[Your goal]
Repeat every record exactly, but keep images out of the copy.

--- Extracted material ---

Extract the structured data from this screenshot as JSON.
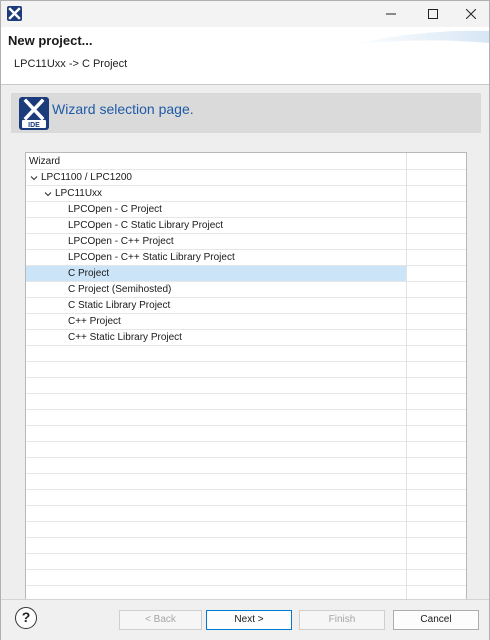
{
  "window": {
    "app_icon": "x-app-icon",
    "title_bar_buttons": [
      "minimize-icon",
      "maximize-icon",
      "close-icon"
    ]
  },
  "header": {
    "title": "New project...",
    "subtitle": "LPC11Uxx -> C Project"
  },
  "page": {
    "logo_text": "IDE",
    "title": "Wizard selection page."
  },
  "tree": {
    "column_header": "Wizard",
    "items": [
      {
        "label": "LPC1100 / LPC1200",
        "level": 0,
        "expanded": true
      },
      {
        "label": "LPC11Uxx",
        "level": 1,
        "expanded": true
      },
      {
        "label": "LPCOpen - C Project",
        "level": 2
      },
      {
        "label": "LPCOpen - C Static Library Project",
        "level": 2
      },
      {
        "label": "LPCOpen - C++ Project",
        "level": 2
      },
      {
        "label": "LPCOpen - C++ Static Library Project",
        "level": 2
      },
      {
        "label": "C Project",
        "level": 2,
        "selected": true
      },
      {
        "label": "C Project (Semihosted)",
        "level": 2
      },
      {
        "label": "C Static Library Project",
        "level": 2
      },
      {
        "label": "C++ Project",
        "level": 2
      },
      {
        "label": "C++ Static Library Project",
        "level": 2
      }
    ]
  },
  "footer": {
    "help_label": "?",
    "back_label": "< Back",
    "next_label": "Next >",
    "finish_label": "Finish",
    "cancel_label": "Cancel"
  },
  "colors": {
    "page_title": "#1e5ba8",
    "selection": "#cce4f7",
    "default_button_border": "#0078d4",
    "app_icon_bg": "#1c3b7a"
  }
}
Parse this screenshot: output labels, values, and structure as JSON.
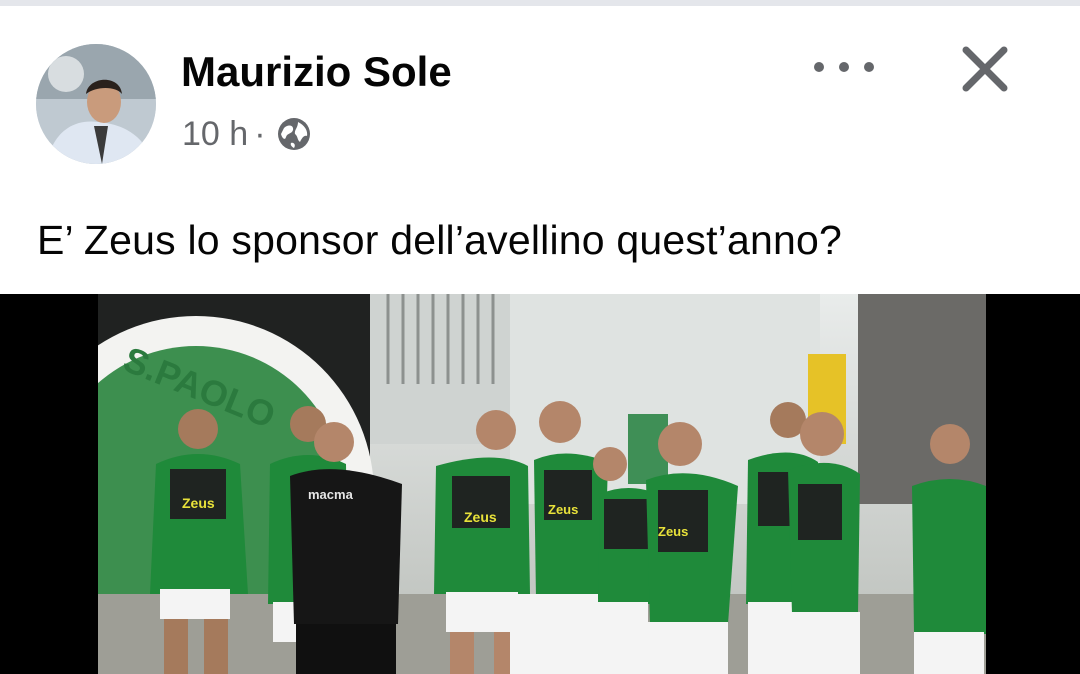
{
  "post": {
    "author": "Maurizio Sole",
    "time": "10 h",
    "separator": "·",
    "audience_icon": "globe-icon",
    "text": "E’ Zeus lo sponsor dell’avellino quest’anno?"
  },
  "header_actions": {
    "more_icon": "more-icon",
    "close_icon": "close-icon"
  },
  "photo": {
    "jersey_sponsor": "Zeus",
    "crest_text": "S.PAOLO",
    "back_print": "macma",
    "player_count": 11
  },
  "colors": {
    "text_primary": "#050505",
    "text_secondary": "#65676b",
    "divider": "#e4e6eb",
    "jersey_green": "#1f8a3a"
  }
}
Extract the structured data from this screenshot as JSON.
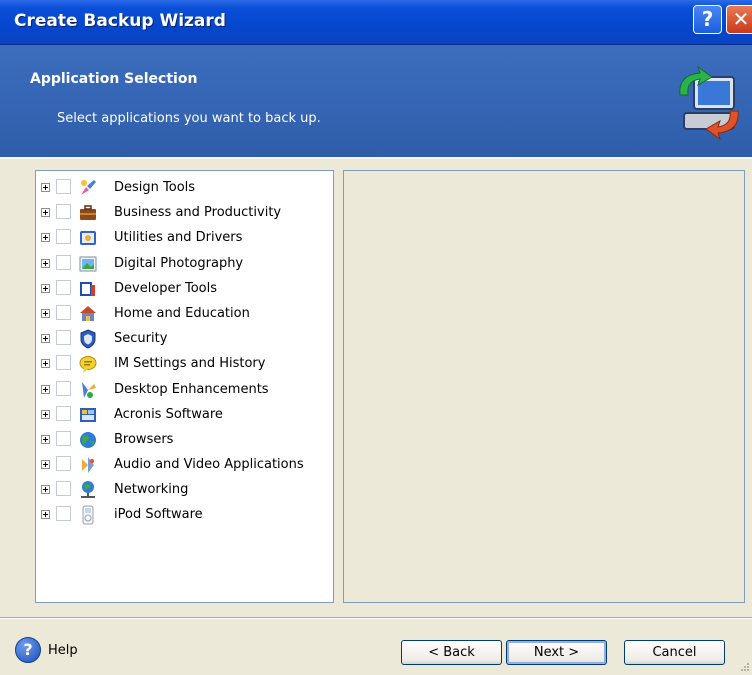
{
  "window": {
    "title": "Create Backup Wizard",
    "help_glyph": "?",
    "close_glyph": "✕"
  },
  "header": {
    "title": "Application Selection",
    "subtitle": "Select applications you want to back up.",
    "icon": "backup-computer-icon"
  },
  "tree": {
    "items": [
      {
        "label": "Design Tools",
        "icon": "design-tools-icon"
      },
      {
        "label": "Business and Productivity",
        "icon": "briefcase-icon"
      },
      {
        "label": "Utilities and Drivers",
        "icon": "utilities-icon"
      },
      {
        "label": "Digital Photography",
        "icon": "photo-icon"
      },
      {
        "label": "Developer Tools",
        "icon": "developer-tools-icon"
      },
      {
        "label": "Home and Education",
        "icon": "home-education-icon"
      },
      {
        "label": "Security",
        "icon": "shield-icon"
      },
      {
        "label": "IM Settings and History",
        "icon": "chat-bubble-icon"
      },
      {
        "label": "Desktop Enhancements",
        "icon": "desktop-enhancements-icon"
      },
      {
        "label": "Acronis Software",
        "icon": "acronis-icon"
      },
      {
        "label": "Browsers",
        "icon": "globe-icon"
      },
      {
        "label": "Audio and Video Applications",
        "icon": "audio-video-icon"
      },
      {
        "label": "Networking",
        "icon": "network-icon"
      },
      {
        "label": "iPod Software",
        "icon": "ipod-icon"
      }
    ]
  },
  "footer": {
    "help_label": "Help",
    "help_glyph": "?",
    "back_label": "< Back",
    "next_label": "Next >",
    "cancel_label": "Cancel"
  },
  "colors": {
    "titlebar": "#0546CE",
    "header": "#3C6EBE",
    "dialog_bg": "#ECE9D8",
    "panel_border": "#7F9DB9"
  }
}
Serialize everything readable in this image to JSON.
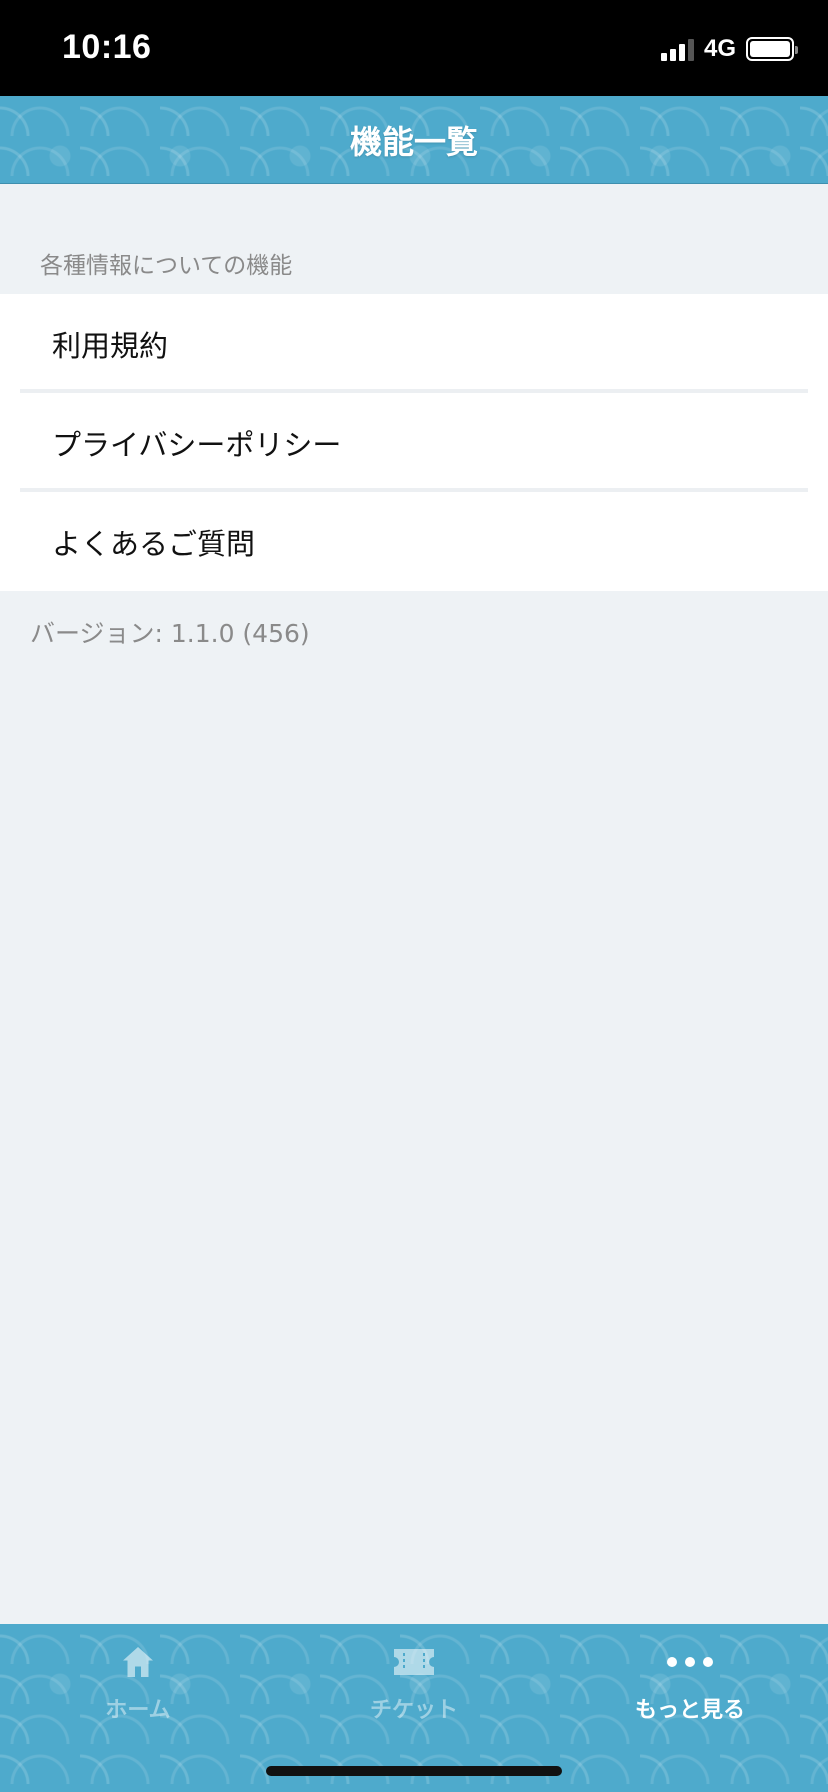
{
  "status_bar": {
    "time": "10:16",
    "network": "4G",
    "signal_bars_active": 3,
    "signal_bars_total": 4,
    "battery_level": 1.0
  },
  "nav": {
    "title": "機能一覧"
  },
  "section": {
    "header": "各種情報についての機能",
    "items": [
      {
        "label": "利用規約"
      },
      {
        "label": "プライバシーポリシー"
      },
      {
        "label": "よくあるご質問"
      }
    ]
  },
  "version_text": "バージョン: 1.1.0 (456)",
  "tab_bar": {
    "tabs": [
      {
        "label": "ホーム",
        "icon": "home-icon",
        "active": false
      },
      {
        "label": "チケット",
        "icon": "ticket-icon",
        "active": false
      },
      {
        "label": "もっと見る",
        "icon": "more-icon",
        "active": true
      }
    ]
  },
  "colors": {
    "header_blue": "#4eaacc",
    "background": "#eef2f5",
    "secondary_text": "#8a8a8a"
  }
}
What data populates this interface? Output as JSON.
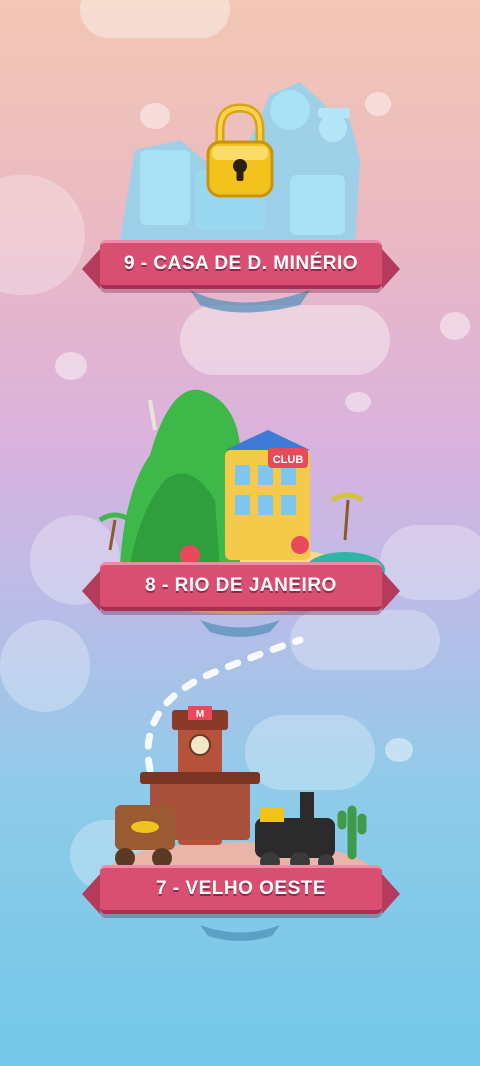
{
  "levels": [
    {
      "number": 9,
      "label": "9 - CASA DE D. MINÉRIO",
      "locked": true,
      "lock_icon": "padlock-icon"
    },
    {
      "number": 8,
      "label": "8 - RIO DE JANEIRO",
      "locked": false,
      "sign_text": "CLUB"
    },
    {
      "number": 7,
      "label": "7 - VELHO OESTE",
      "locked": false,
      "sign_text": "M"
    }
  ],
  "colors": {
    "banner": "#d94f72",
    "lock_gold": "#f2c21d",
    "locked_island": "#8fd3ee",
    "hill_green": "#3fb84a",
    "sand": "#f6d98a"
  }
}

---

[Worked answer]
Extract the structured data from this screenshot as JSON.
{
  "window": {
    "app_icon": "x-app-icon",
    "title_bar_buttons": [
      "minimize-icon",
      "maximize-icon",
      "close-icon"
    ]
  },
  "header": {
    "title": "New project...",
    "subtitle": "LPC11Uxx -> C Project"
  },
  "page": {
    "logo_text": "IDE",
    "title": "Wizard selection page."
  },
  "tree": {
    "column_header": "Wizard",
    "items": [
      {
        "label": "LPC1100 / LPC1200",
        "level": 0,
        "expanded": true
      },
      {
        "label": "LPC11Uxx",
        "level": 1,
        "expanded": true
      },
      {
        "label": "LPCOpen - C Project",
        "level": 2
      },
      {
        "label": "LPCOpen - C Static Library Project",
        "level": 2
      },
      {
        "label": "LPCOpen - C++ Project",
        "level": 2
      },
      {
        "label": "LPCOpen - C++ Static Library Project",
        "level": 2
      },
      {
        "label": "C Project",
        "level": 2,
        "selected": true
      },
      {
        "label": "C Project (Semihosted)",
        "level": 2
      },
      {
        "label": "C Static Library Project",
        "level": 2
      },
      {
        "label": "C++ Project",
        "level": 2
      },
      {
        "label": "C++ Static Library Project",
        "level": 2
      }
    ]
  },
  "footer": {
    "help_label": "?",
    "back_label": "< Back",
    "next_label": "Next >",
    "finish_label": "Finish",
    "cancel_label": "Cancel"
  },
  "colors": {
    "page_title": "#1e5ba8",
    "selection": "#cce4f7",
    "default_button_border": "#0078d4",
    "app_icon_bg": "#1c3b7a"
  }
}
Parse this screenshot: output labels, values, and structure as JSON.
{
  "post": {
    "author": "Maurizio Sole",
    "time": "10 h",
    "separator": "·",
    "audience_icon": "globe-icon",
    "text": "E’ Zeus lo sponsor dell’avellino quest’anno?"
  },
  "header_actions": {
    "more_icon": "more-icon",
    "close_icon": "close-icon"
  },
  "photo": {
    "jersey_sponsor": "Zeus",
    "crest_text": "S.PAOLO",
    "back_print": "macma",
    "player_count": 11
  },
  "colors": {
    "text_primary": "#050505",
    "text_secondary": "#65676b",
    "divider": "#e4e6eb",
    "jersey_green": "#1f8a3a"
  }
}
Extract the structured data from this screenshot as JSON.
{
  "window": {
    "title": "Create Backup Wizard",
    "help_glyph": "?",
    "close_glyph": "✕"
  },
  "header": {
    "title": "Application Selection",
    "subtitle": "Select applications you want to back up.",
    "icon": "backup-computer-icon"
  },
  "tree": {
    "items": [
      {
        "label": "Design Tools",
        "icon": "design-tools-icon"
      },
      {
        "label": "Business and Productivity",
        "icon": "briefcase-icon"
      },
      {
        "label": "Utilities and Drivers",
        "icon": "utilities-icon"
      },
      {
        "label": "Digital Photography",
        "icon": "photo-icon"
      },
      {
        "label": "Developer Tools",
        "icon": "developer-tools-icon"
      },
      {
        "label": "Home and Education",
        "icon": "home-education-icon"
      },
      {
        "label": "Security",
        "icon": "shield-icon"
      },
      {
        "label": "IM Settings and History",
        "icon": "chat-bubble-icon"
      },
      {
        "label": "Desktop Enhancements",
        "icon": "desktop-enhancements-icon"
      },
      {
        "label": "Acronis Software",
        "icon": "acronis-icon"
      },
      {
        "label": "Browsers",
        "icon": "globe-icon"
      },
      {
        "label": "Audio and Video Applications",
        "icon": "audio-video-icon"
      },
      {
        "label": "Networking",
        "icon": "network-icon"
      },
      {
        "label": "iPod Software",
        "icon": "ipod-icon"
      }
    ]
  },
  "footer": {
    "help_label": "Help",
    "help_glyph": "?",
    "back_label": "< Back",
    "next_label": "Next >",
    "cancel_label": "Cancel"
  },
  "colors": {
    "titlebar": "#0546CE",
    "header": "#3C6EBE",
    "dialog_bg": "#ECE9D8",
    "panel_border": "#7F9DB9"
  }
}
Serialize everything readable in this image to JSON.
{
  "status_bar": {
    "time": "10:16",
    "network": "4G",
    "signal_bars_active": 3,
    "signal_bars_total": 4,
    "battery_level": 1.0
  },
  "nav": {
    "title": "機能一覧"
  },
  "section": {
    "header": "各種情報についての機能",
    "items": [
      {
        "label": "利用規約"
      },
      {
        "label": "プライバシーポリシー"
      },
      {
        "label": "よくあるご質問"
      }
    ]
  },
  "version_text": "バージョン: 1.1.0 (456)",
  "tab_bar": {
    "tabs": [
      {
        "label": "ホーム",
        "icon": "home-icon",
        "active": false
      },
      {
        "label": "チケット",
        "icon": "ticket-icon",
        "active": false
      },
      {
        "label": "もっと見る",
        "icon": "more-icon",
        "active": true
      }
    ]
  },
  "colors": {
    "header_blue": "#4eaacc",
    "background": "#eef2f5",
    "secondary_text": "#8a8a8a"
  }
}
What data populates this interface? Output as JSON.
{
  "levels": [
    {
      "number": 9,
      "label": "9 - CASA DE D. MINÉRIO",
      "locked": true,
      "lock_icon": "padlock-icon"
    },
    {
      "number": 8,
      "label": "8 - RIO DE JANEIRO",
      "locked": false,
      "sign_text": "CLUB"
    },
    {
      "number": 7,
      "label": "7 - VELHO OESTE",
      "locked": false,
      "sign_text": "M"
    }
  ],
  "colors": {
    "banner": "#d94f72",
    "lock_gold": "#f2c21d",
    "locked_island": "#8fd3ee",
    "hill_green": "#3fb84a",
    "sand": "#f6d98a"
  }
}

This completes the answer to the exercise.